AIM: Reproduce all entries verbatim, with nothing added or dropped.

GIVEN RECORDS:
^^^^^^^^^^^^^^^^

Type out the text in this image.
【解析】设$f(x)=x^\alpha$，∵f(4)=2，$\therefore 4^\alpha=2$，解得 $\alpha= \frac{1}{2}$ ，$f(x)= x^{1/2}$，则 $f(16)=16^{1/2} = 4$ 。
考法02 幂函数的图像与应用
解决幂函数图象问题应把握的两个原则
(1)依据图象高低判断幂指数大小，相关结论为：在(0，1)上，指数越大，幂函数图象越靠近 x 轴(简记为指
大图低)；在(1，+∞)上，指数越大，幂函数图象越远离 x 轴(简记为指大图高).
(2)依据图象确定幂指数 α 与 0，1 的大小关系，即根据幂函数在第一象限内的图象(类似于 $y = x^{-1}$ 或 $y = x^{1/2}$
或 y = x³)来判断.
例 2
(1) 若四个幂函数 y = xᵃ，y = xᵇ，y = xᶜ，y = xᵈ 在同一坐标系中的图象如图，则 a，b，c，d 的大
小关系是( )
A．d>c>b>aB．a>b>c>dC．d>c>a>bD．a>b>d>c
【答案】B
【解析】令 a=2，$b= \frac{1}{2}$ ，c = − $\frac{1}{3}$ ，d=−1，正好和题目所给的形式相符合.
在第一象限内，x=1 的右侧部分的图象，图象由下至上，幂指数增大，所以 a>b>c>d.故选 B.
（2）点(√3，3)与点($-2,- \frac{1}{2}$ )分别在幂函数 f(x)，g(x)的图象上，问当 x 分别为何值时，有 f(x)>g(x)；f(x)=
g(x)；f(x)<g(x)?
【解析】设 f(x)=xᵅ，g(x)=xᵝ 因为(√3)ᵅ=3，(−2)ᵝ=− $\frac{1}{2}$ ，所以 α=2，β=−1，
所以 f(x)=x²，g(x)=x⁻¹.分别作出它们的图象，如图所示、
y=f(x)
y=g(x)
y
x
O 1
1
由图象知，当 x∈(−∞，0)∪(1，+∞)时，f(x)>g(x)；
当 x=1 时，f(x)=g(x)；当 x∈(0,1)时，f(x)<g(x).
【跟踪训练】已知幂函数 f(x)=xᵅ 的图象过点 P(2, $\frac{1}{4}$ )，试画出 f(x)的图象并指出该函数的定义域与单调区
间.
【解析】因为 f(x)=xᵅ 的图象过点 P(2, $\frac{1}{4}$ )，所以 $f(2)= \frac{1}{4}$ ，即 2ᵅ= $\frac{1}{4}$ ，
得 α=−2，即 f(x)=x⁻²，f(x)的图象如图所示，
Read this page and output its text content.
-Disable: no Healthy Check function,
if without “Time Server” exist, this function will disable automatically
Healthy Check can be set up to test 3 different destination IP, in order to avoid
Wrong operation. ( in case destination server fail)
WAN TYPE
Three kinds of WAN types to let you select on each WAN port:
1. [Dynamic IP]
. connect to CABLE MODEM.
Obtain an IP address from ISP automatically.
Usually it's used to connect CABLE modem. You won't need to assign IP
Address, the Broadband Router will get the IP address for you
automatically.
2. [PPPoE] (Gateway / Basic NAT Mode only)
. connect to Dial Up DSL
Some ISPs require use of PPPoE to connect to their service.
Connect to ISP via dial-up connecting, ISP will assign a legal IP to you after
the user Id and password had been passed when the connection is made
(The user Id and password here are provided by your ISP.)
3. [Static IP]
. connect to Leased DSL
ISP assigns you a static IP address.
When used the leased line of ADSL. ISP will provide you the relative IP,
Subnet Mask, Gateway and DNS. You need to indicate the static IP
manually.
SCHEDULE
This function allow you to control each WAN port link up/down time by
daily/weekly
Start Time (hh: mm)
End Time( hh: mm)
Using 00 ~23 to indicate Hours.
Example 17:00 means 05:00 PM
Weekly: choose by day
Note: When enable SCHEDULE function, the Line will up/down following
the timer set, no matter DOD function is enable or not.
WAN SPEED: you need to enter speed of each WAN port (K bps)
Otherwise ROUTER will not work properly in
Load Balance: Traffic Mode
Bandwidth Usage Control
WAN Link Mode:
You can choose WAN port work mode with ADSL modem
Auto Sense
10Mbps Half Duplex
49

^^^^^^^^^^^^^^^^

ANSWER TO THE EXERCISE:
Type out the text in this image.
【解析】设$f(x)=x^\alpha$，∵f(4)=2，$\therefore 4^\alpha=2$，解得 $\alpha= \frac{1}{2}$ ，$f(x)= x^{1/2}$，则 $f(16)=16^{1/2} = 4$ 。
考法02 幂函数的图像与应用
解决幂函数图象问题应把握的两个原则
(1)依据图象高低判断幂指数大小，相关结论为：在(0，1)上，指数越大，幂函数图象越靠近 x 轴(简记为指
大图低)；在(1，+∞)上，指数越大，幂函数图象越远离 x 轴(简记为指大图高).
(2)依据图象确定幂指数 α 与 0，1 的大小关系，即根据幂函数在第一象限内的图象(类似于 $y = x^{-1}$ 或 $y = x^{1/2}$
或 y = x³)来判断.
例 2
(1) 若四个幂函数 y = xᵃ，y = xᵇ，y = xᶜ，y = xᵈ 在同一坐标系中的图象如图，则 a，b，c，d 的大
小关系是( )
A．d>c>b>aB．a>b>c>dC．d>c>a>bD．a>b>d>c
【答案】B
【解析】令 a=2，$b= \frac{1}{2}$ ，c = − $\frac{1}{3}$ ，d=−1，正好和题目所给的形式相符合.
在第一象限内，x=1 的右侧部分的图象，图象由下至上，幂指数增大，所以 a>b>c>d.故选 B.
（2）点(√3，3)与点($-2,- \frac{1}{2}$ )分别在幂函数 f(x)，g(x)的图象上，问当 x 分别为何值时，有 f(x)>g(x)；f(x)=
g(x)；f(x)<g(x)?
【解析】设 f(x)=xᵅ，g(x)=xᵝ 因为(√3)ᵅ=3，(−2)ᵝ=− $\frac{1}{2}$ ，所以 α=2，β=−1，
所以 f(x)=x²，g(x)=x⁻¹.分别作出它们的图象，如图所示、
y=f(x)
y=g(x)
y
x
O 1
1
由图象知，当 x∈(−∞，0)∪(1，+∞)时，f(x)>g(x)；
当 x=1 时，f(x)=g(x)；当 x∈(0,1)时，f(x)<g(x).
【跟踪训练】已知幂函数 f(x)=xᵅ 的图象过点 P(2, $\frac{1}{4}$ )，试画出 f(x)的图象并指出该函数的定义域与单调区
间.
【解析】因为 f(x)=xᵅ 的图象过点 P(2, $\frac{1}{4}$ )，所以 $f(2)= \frac{1}{4}$ ，即 2ᵅ= $\frac{1}{4}$ ，
得 α=−2，即 f(x)=x⁻²，f(x)的图象如图所示，
Read this page and output its text content.
-Disable: no Healthy Check function,
if without “Time Server” exist, this function will disable automatically
Healthy Check can be set up to test 3 different destination IP, in order to avoid
Wrong operation. ( in case destination server fail)
WAN TYPE
Three kinds of WAN types to let you select on each WAN port:
1. [Dynamic IP]
. connect to CABLE MODEM.
Obtain an IP address from ISP automatically.
Usually it's used to connect CABLE modem. You won't need to assign IP
Address, the Broadband Router will get the IP address for you
automatically.
2. [PPPoE] (Gateway / Basic NAT Mode only)
. connect to Dial Up DSL
Some ISPs require use of PPPoE to connect to their service.
Connect to ISP via dial-up connecting, ISP will assign a legal IP to you after
the user Id and password had been passed when the connection is made
(The user Id and password here are provided by your ISP.)
3. [Static IP]
. connect to Leased DSL
ISP assigns you a static IP address.
When used the leased line of ADSL. ISP will provide you the relative IP,
Subnet Mask, Gateway and DNS. You need to indicate the static IP
manually.
SCHEDULE
This function allow you to control each WAN port link up/down time by
daily/weekly
Start Time (hh: mm)
End Time( hh: mm)
Using 00 ~23 to indicate Hours.
Example 17:00 means 05:00 PM
Weekly: choose by day
Note: When enable SCHEDULE function, the Line will up/down following
the timer set, no matter DOD function is enable or not.
WAN SPEED: you need to enter speed of each WAN port (K bps)
Otherwise ROUTER will not work properly in
Load Balance: Traffic Mode
Bandwidth Usage Control
WAN Link Mode:
You can choose WAN port work mode with ADSL modem
Auto Sense
10Mbps Half Duplex
49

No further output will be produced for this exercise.